== Challenge ==
Please copy the lines below word for word, leaving out the pictures.

== Record excerpts ==
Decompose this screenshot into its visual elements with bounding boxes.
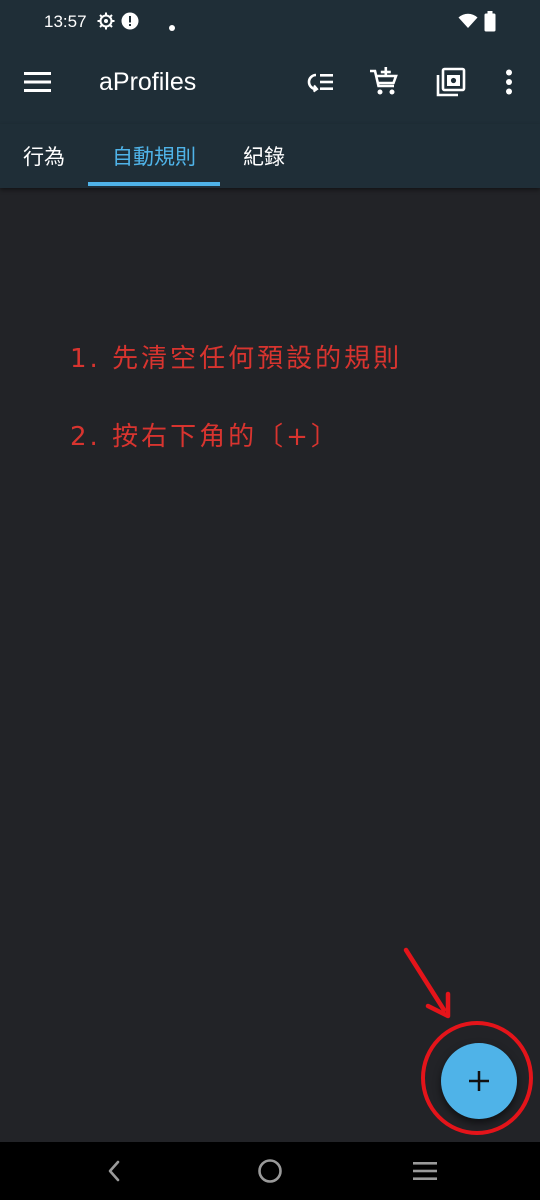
- plus-icon: [469, 1071, 489, 1091]
- home-icon[interactable]: [254, 1155, 286, 1187]
- battery-icon: [484, 11, 496, 36]
- queue-list-icon[interactable]: [304, 66, 336, 98]
- app-title: aProfiles: [99, 68, 197, 96]
- alert-icon: [121, 12, 139, 34]
- status-time: 13:57: [44, 12, 87, 31]
- add-to-cart-icon[interactable]: [368, 66, 400, 98]
- back-icon[interactable]: [98, 1155, 130, 1187]
- gallery-badge-icon[interactable]: [435, 66, 467, 98]
- annotation-step-2: 2. 按右下角的〔+〕: [70, 422, 340, 452]
- tab-bar: 行為 自動規則 紀錄: [0, 124, 540, 188]
- screen: 13:57 aProfiles 行為 自動規則 紀錄 1. 先清空任何預設的規則…: [0, 0, 540, 1200]
- more-vert-icon[interactable]: [493, 66, 525, 98]
- tab-log[interactable]: 紀錄: [220, 124, 308, 188]
- tab-auto-rules[interactable]: 自動規則: [88, 124, 220, 188]
- wifi-icon: [458, 13, 478, 33]
- tab-behaviors[interactable]: 行為: [0, 124, 88, 188]
- menu-icon[interactable]: [22, 66, 54, 98]
- annotation-step-1: 1. 先清空任何預設的規則: [70, 344, 403, 374]
- notification-dot-icon: [168, 17, 176, 36]
- system-nav-bar: [0, 1142, 540, 1200]
- recents-icon[interactable]: [409, 1155, 441, 1187]
- settings-gear-icon: [97, 12, 115, 34]
- add-rule-fab[interactable]: [441, 1043, 517, 1119]
- annotation-arrow-icon: [403, 947, 451, 1019]
- tab-indicator: [88, 182, 220, 186]
- status-bar: 13:57: [0, 0, 540, 44]
- app-bar: aProfiles: [0, 44, 540, 124]
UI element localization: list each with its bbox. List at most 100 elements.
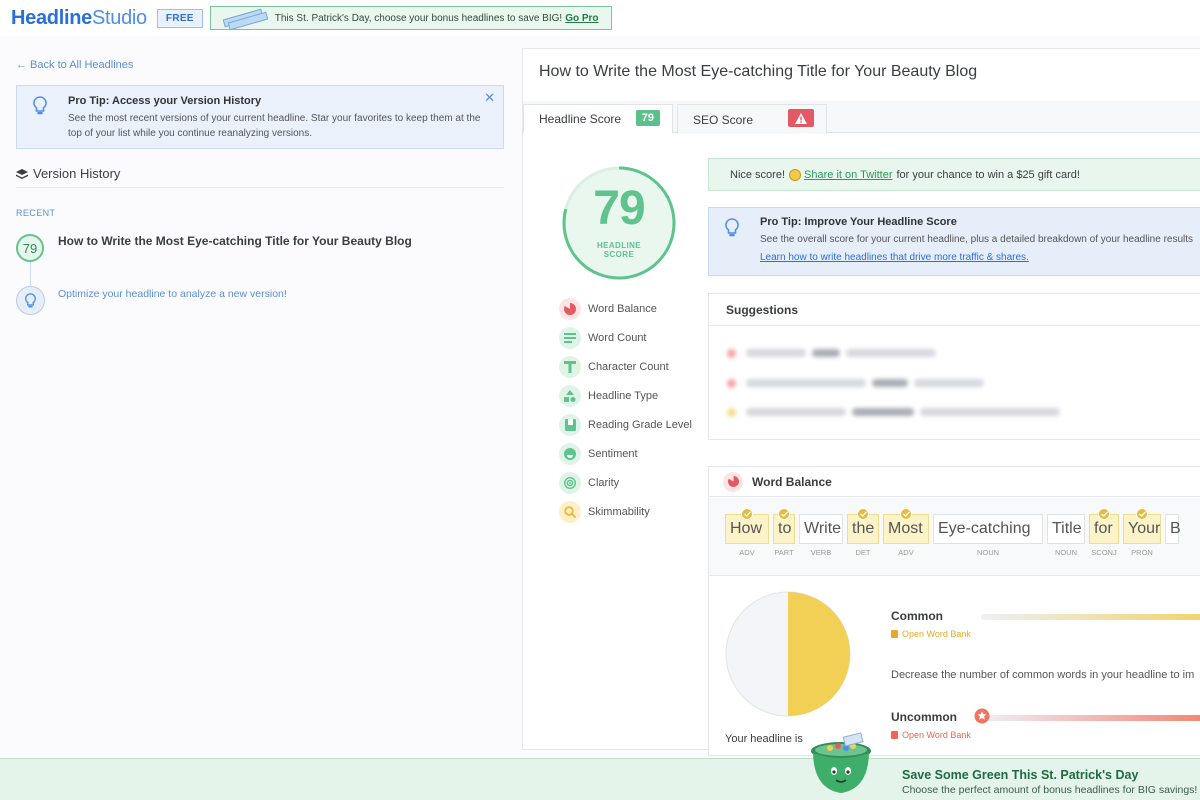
protip-improve-score: Pro Tip: Improve Your Headline Score See… (708, 207, 1200, 276)
suggestion-item (727, 377, 990, 389)
lightbulb-icon (33, 96, 47, 115)
tab-headline-score[interactable]: Headline Score 79 (523, 104, 673, 134)
back-link[interactable]: ← Back to All Headlines (16, 59, 133, 71)
uncommon-bar (981, 715, 1200, 721)
part-of-speech-label: NOUN (1054, 548, 1078, 557)
promo-banner[interactable]: This St. Patrick's Day, choose your bonu… (209, 6, 612, 31)
target-icon (559, 472, 581, 494)
part-of-speech-label: VERB (810, 548, 832, 557)
optimize-prompt: Optimize your headline to analyze a new … (58, 288, 287, 300)
metric-headline-type[interactable]: Headline Type (559, 384, 658, 408)
learn-headlines-link[interactable]: Learn how to write headlines that drive … (760, 252, 1029, 263)
pie-icon (723, 471, 743, 492)
tab-seo-score[interactable]: SEO Score (677, 104, 827, 134)
share-twitter-link[interactable]: Share it on Twitter (804, 169, 892, 181)
smile-icon (559, 443, 581, 465)
word-token: to (773, 508, 795, 544)
metric-word-count[interactable]: Word Count (559, 326, 647, 350)
star-icon (974, 708, 990, 724)
metric-skimmability[interactable]: Skimmability (559, 500, 650, 524)
warning-icon (788, 109, 814, 127)
suggestions-title: Suggestions (709, 294, 1200, 326)
word-token: How (725, 508, 769, 544)
metric-sentiment[interactable]: Sentiment (559, 442, 638, 466)
word-token: Your (1123, 508, 1161, 544)
open-word-bank-common[interactable]: Open Word Bank (891, 629, 971, 639)
check-icon (1098, 508, 1110, 520)
ticket-icon (219, 8, 269, 31)
word-balance-pie (725, 591, 851, 717)
check-icon (778, 508, 790, 520)
part-of-speech-label: PART (774, 548, 794, 557)
protip-text: See the most recent versions of your cur… (68, 113, 481, 139)
common-bar (981, 614, 1200, 620)
book-icon (891, 630, 898, 638)
promo-text: This St. Patrick's Day, choose your bonu… (274, 12, 563, 24)
headline-score-badge: 79 (635, 110, 660, 126)
headline-score-gauge: 79 HEADLINE SCORE (561, 165, 677, 281)
word-token: for (1089, 508, 1119, 544)
version-item-title[interactable]: How to Write the Most Eye-catching Title… (58, 234, 412, 248)
pie-icon (559, 298, 581, 320)
promo-subtitle: Choose the perfect amount of bonus headl… (902, 784, 1198, 796)
version-score-badge: 79 (16, 234, 44, 262)
part-of-speech-label: NOUN (976, 548, 1000, 557)
protip-title: Pro Tip: Improve Your Headline Score (760, 216, 957, 228)
metric-character-count[interactable]: Character Count (559, 355, 669, 379)
metric-word-balance[interactable]: Word Balance (559, 297, 657, 321)
score-value: 79 (593, 182, 645, 235)
plan-badge: FREE (156, 8, 203, 28)
close-icon[interactable]: ✕ (484, 90, 495, 106)
word-token: the (847, 508, 879, 544)
word-token: Write (799, 514, 843, 544)
suggestion-item (727, 347, 942, 359)
common-label: Common (891, 609, 943, 623)
word-balance-summary: Your headline is (725, 733, 803, 745)
uncommon-label: Uncommon (891, 710, 957, 724)
book-icon (891, 731, 898, 739)
headline-title: How to Write the Most Eye-catching Title… (539, 63, 978, 80)
part-of-speech-label: ADV (898, 548, 914, 557)
go-pro-link[interactable]: Go Pro (565, 13, 598, 24)
version-history-heading: Version History (16, 166, 504, 188)
check-icon (741, 508, 753, 520)
open-word-bank-uncommon[interactable]: Open Word Bank (891, 730, 971, 740)
word-token: Title (1047, 514, 1085, 544)
suggestions-panel: Suggestions (708, 293, 1200, 440)
timeline-connector (30, 262, 31, 286)
metric-clarity[interactable]: Clarity (559, 471, 619, 495)
pie-slice-common (788, 592, 850, 716)
layers-icon (16, 169, 28, 179)
check-icon (1136, 508, 1148, 520)
st-patricks-promo[interactable]: Save Some Green This St. Patrick's Day C… (0, 732, 1200, 800)
protip-version-history: Pro Tip: Access your Version History See… (16, 85, 504, 149)
recent-label: RECENT (16, 208, 56, 218)
part-of-speech-label: PRON (1131, 548, 1153, 557)
word-token: B (1165, 514, 1181, 544)
score-tabs: Headline Score 79 SEO Score (523, 101, 1200, 134)
word-token: Most (883, 508, 929, 544)
word-balance-panel: Word Balance How ADV to PART Write VERB the DET… (708, 466, 1200, 756)
pot-of-gold-icon (811, 732, 871, 793)
lightbulb-icon (725, 218, 739, 237)
nice-score-banner: Nice score! Share it on Twitter for your… (708, 158, 1200, 191)
protip-text: See the overall score for your current h… (760, 234, 1194, 245)
score-label: HEADLINE SCORE (596, 241, 642, 259)
check-icon (857, 508, 869, 520)
suggestion-item (727, 406, 1066, 418)
analysis-panel: How to Write the Most Eye-catching Title… (522, 48, 1200, 756)
smiley-icon (789, 168, 802, 181)
word-balance-description: Decrease the number of common words in y… (891, 669, 1195, 681)
metric-reading-grade[interactable]: Reading Grade Level (559, 413, 692, 437)
part-of-speech-label: DET (855, 548, 871, 557)
lightbulb-icon (16, 286, 45, 315)
logo[interactable]: HeadlineStudio (11, 7, 147, 30)
part-of-speech-label: SCONJ (1091, 548, 1117, 557)
book-icon (559, 414, 581, 436)
magnifier-icon (559, 501, 581, 523)
shapes-icon (559, 385, 581, 407)
promo-title: Save Some Green This St. Patrick's Day (902, 768, 1139, 782)
word-balance-heading: Word Balance (709, 467, 1200, 497)
word-token-strip: How ADV to PART Write VERB the DET Most ADV Eye-ca… (709, 498, 1200, 576)
check-icon (900, 508, 912, 520)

== Correct response ==
Decompose this screenshot into its visual elements with bounding boxes.
- plus-icon: [469, 1071, 489, 1091]
- home-icon[interactable]: [254, 1155, 286, 1187]
- battery-icon: [484, 11, 496, 36]
- queue-list-icon[interactable]: [304, 66, 336, 98]
- app-title: aProfiles: [99, 68, 197, 96]
- alert-icon: [121, 12, 139, 34]
- status-time: 13:57: [44, 12, 87, 31]
- add-to-cart-icon[interactable]: [368, 66, 400, 98]
- back-icon[interactable]: [98, 1155, 130, 1187]
- gallery-badge-icon[interactable]: [435, 66, 467, 98]
- annotation-step-2: 2. 按右下角的〔+〕: [70, 422, 340, 452]
- tab-bar: 行為 自動規則 紀錄: [0, 124, 540, 188]
- screen: 13:57 aProfiles 行為 自動規則 紀錄 1. 先清空任何預設的規則…: [0, 0, 540, 1200]
- more-vert-icon[interactable]: [493, 66, 525, 98]
- tab-log[interactable]: 紀錄: [220, 124, 308, 188]
- tab-auto-rules[interactable]: 自動規則: [88, 124, 220, 188]
- wifi-icon: [458, 13, 478, 33]
- tab-behaviors[interactable]: 行為: [0, 124, 88, 188]
- menu-icon[interactable]: [22, 66, 54, 98]
- annotation-step-1: 1. 先清空任何預設的規則: [70, 344, 403, 374]
- notification-dot-icon: [168, 17, 176, 36]
- system-nav-bar: [0, 1142, 540, 1200]
- recents-icon[interactable]: [409, 1155, 441, 1187]
- settings-gear-icon: [97, 12, 115, 34]
- add-rule-fab[interactable]: [441, 1043, 517, 1119]
- annotation-arrow-icon: [403, 947, 451, 1019]
- tab-indicator: [88, 182, 220, 186]
- status-bar: 13:57: [0, 0, 540, 44]
- app-bar: aProfiles: [0, 44, 540, 124]
UI element localization: list each with its bbox. List at most 100 elements.
protip-improve-score: Pro Tip: Improve Your Headline Score See… (708, 207, 1200, 276)
suggestion-item (727, 377, 990, 389)
lightbulb-icon (33, 96, 47, 115)
tab-headline-score[interactable]: Headline Score 79 (523, 104, 673, 134)
back-link[interactable]: ← Back to All Headlines (16, 59, 133, 71)
uncommon-bar (981, 715, 1200, 721)
part-of-speech-label: NOUN (1054, 548, 1078, 557)
promo-banner[interactable]: This St. Patrick's Day, choose your bonu… (209, 6, 612, 31)
target-icon (559, 472, 581, 494)
part-of-speech-label: VERB (810, 548, 832, 557)
optimize-prompt: Optimize your headline to analyze a new … (58, 288, 287, 300)
metric-headline-type[interactable]: Headline Type (559, 384, 658, 408)
learn-headlines-link[interactable]: Learn how to write headlines that drive … (760, 252, 1029, 263)
pie-icon (723, 471, 743, 492)
tab-seo-score[interactable]: SEO Score (677, 104, 827, 134)
share-twitter-link[interactable]: Share it on Twitter (804, 169, 892, 181)
smile-icon (559, 443, 581, 465)
word-token: to (773, 508, 795, 544)
metric-word-count[interactable]: Word Count (559, 326, 647, 350)
star-icon (974, 708, 990, 724)
metric-skimmability[interactable]: Skimmability (559, 500, 650, 524)
warning-icon (788, 109, 814, 127)
suggestions-title: Suggestions (709, 294, 1200, 326)
word-token: How (725, 508, 769, 544)
metric-sentiment[interactable]: Sentiment (559, 442, 638, 466)
word-token: Your (1123, 508, 1161, 544)
open-word-bank-common[interactable]: Open Word Bank (891, 629, 971, 639)
check-icon (1098, 508, 1110, 520)
ticket-icon (219, 8, 269, 31)
word-balance-pie (725, 591, 851, 717)
check-icon (778, 508, 790, 520)
part-of-speech-label: PART (774, 548, 794, 557)
protip-text: See the most recent versions of your cur… (68, 113, 481, 139)
common-bar (981, 614, 1200, 620)
book-icon (891, 630, 898, 638)
promo-text: This St. Patrick's Day, choose your bonu… (274, 12, 563, 24)
headline-score-badge: 79 (635, 110, 660, 126)
headline-score-gauge: 79 HEADLINE SCORE (561, 165, 677, 281)
word-token: for (1089, 508, 1119, 544)
version-item-title[interactable]: How to Write the Most Eye-catching Title… (58, 234, 412, 248)
pie-icon (559, 298, 581, 320)
promo-subtitle: Choose the perfect amount of bonus headl… (902, 784, 1198, 796)
version-score-badge: 79 (16, 234, 44, 262)
part-of-speech-label: NOUN (976, 548, 1000, 557)
protip-title: Pro Tip: Improve Your Headline Score (760, 216, 957, 228)
metric-character-count[interactable]: Character Count (559, 355, 669, 379)
metric-word-balance[interactable]: Word Balance (559, 297, 657, 321)
score-value: 79 (593, 182, 645, 235)
plan-badge: FREE (156, 8, 203, 28)
close-icon[interactable]: ✕ (484, 90, 495, 106)
word-token: the (847, 508, 879, 544)
word-token: Write (799, 514, 843, 544)
suggestion-item (727, 347, 942, 359)
common-label: Common (891, 609, 943, 623)
word-balance-summary: Your headline is (725, 733, 803, 745)
uncommon-label: Uncommon (891, 710, 957, 724)
book-icon (891, 731, 898, 739)
headline-title: How to Write the Most Eye-catching Title… (539, 63, 978, 80)
part-of-speech-label: ADV (898, 548, 914, 557)
go-pro-link[interactable]: Go Pro (565, 13, 598, 24)
version-history-heading: Version History (16, 166, 504, 188)
check-icon (741, 508, 753, 520)
open-word-bank-uncommon[interactable]: Open Word Bank (891, 730, 971, 740)
word-token: Title (1047, 514, 1085, 544)
suggestions-panel: Suggestions (708, 293, 1200, 440)
timeline-connector (30, 262, 31, 286)
metric-clarity[interactable]: Clarity (559, 471, 619, 495)
pie-slice-common (788, 592, 850, 716)
layers-icon (16, 169, 28, 179)
check-icon (1136, 508, 1148, 520)
st-patricks-promo[interactable]: Save Some Green This St. Patrick's Day C… (0, 732, 1200, 800)
protip-version-history: Pro Tip: Access your Version History See… (16, 85, 504, 149)
recent-label: RECENT (16, 208, 56, 218)
part-of-speech-label: PRON (1131, 548, 1153, 557)
word-token: B (1165, 514, 1181, 544)
score-tabs: Headline Score 79 SEO Score (523, 101, 1200, 134)
word-token: Most (883, 508, 929, 544)
word-balance-panel: Word Balance How ADV to PART Write VERB the DET… (708, 466, 1200, 756)
pot-of-gold-icon (811, 732, 871, 793)
lightbulb-icon (725, 218, 739, 237)
nice-score-banner: Nice score! Share it on Twitter for your… (708, 158, 1200, 191)
protip-text: See the overall score for your current h… (760, 234, 1194, 245)
score-label: HEADLINE SCORE (596, 241, 642, 259)
check-icon (857, 508, 869, 520)
suggestion-item (727, 406, 1066, 418)
analysis-panel: How to Write the Most Eye-catching Title… (522, 48, 1200, 756)
smiley-icon (789, 168, 802, 181)
word-balance-description: Decrease the number of common words in y… (891, 669, 1195, 681)
metric-reading-grade[interactable]: Reading Grade Level (559, 413, 692, 437)
part-of-speech-label: DET (855, 548, 871, 557)
lightbulb-icon (16, 286, 45, 315)
logo[interactable]: HeadlineStudio (11, 7, 147, 30)
part-of-speech-label: SCONJ (1091, 548, 1117, 557)
book-icon (559, 414, 581, 436)
magnifier-icon (559, 501, 581, 523)
shapes-icon (559, 385, 581, 407)
promo-title: Save Some Green This St. Patrick's Day (902, 768, 1139, 782)
word-balance-heading: Word Balance (709, 467, 1200, 497)
word-token-strip: How ADV to PART Write VERB the DET Most ADV Eye-ca… (709, 498, 1200, 576)
check-icon (900, 508, 912, 520)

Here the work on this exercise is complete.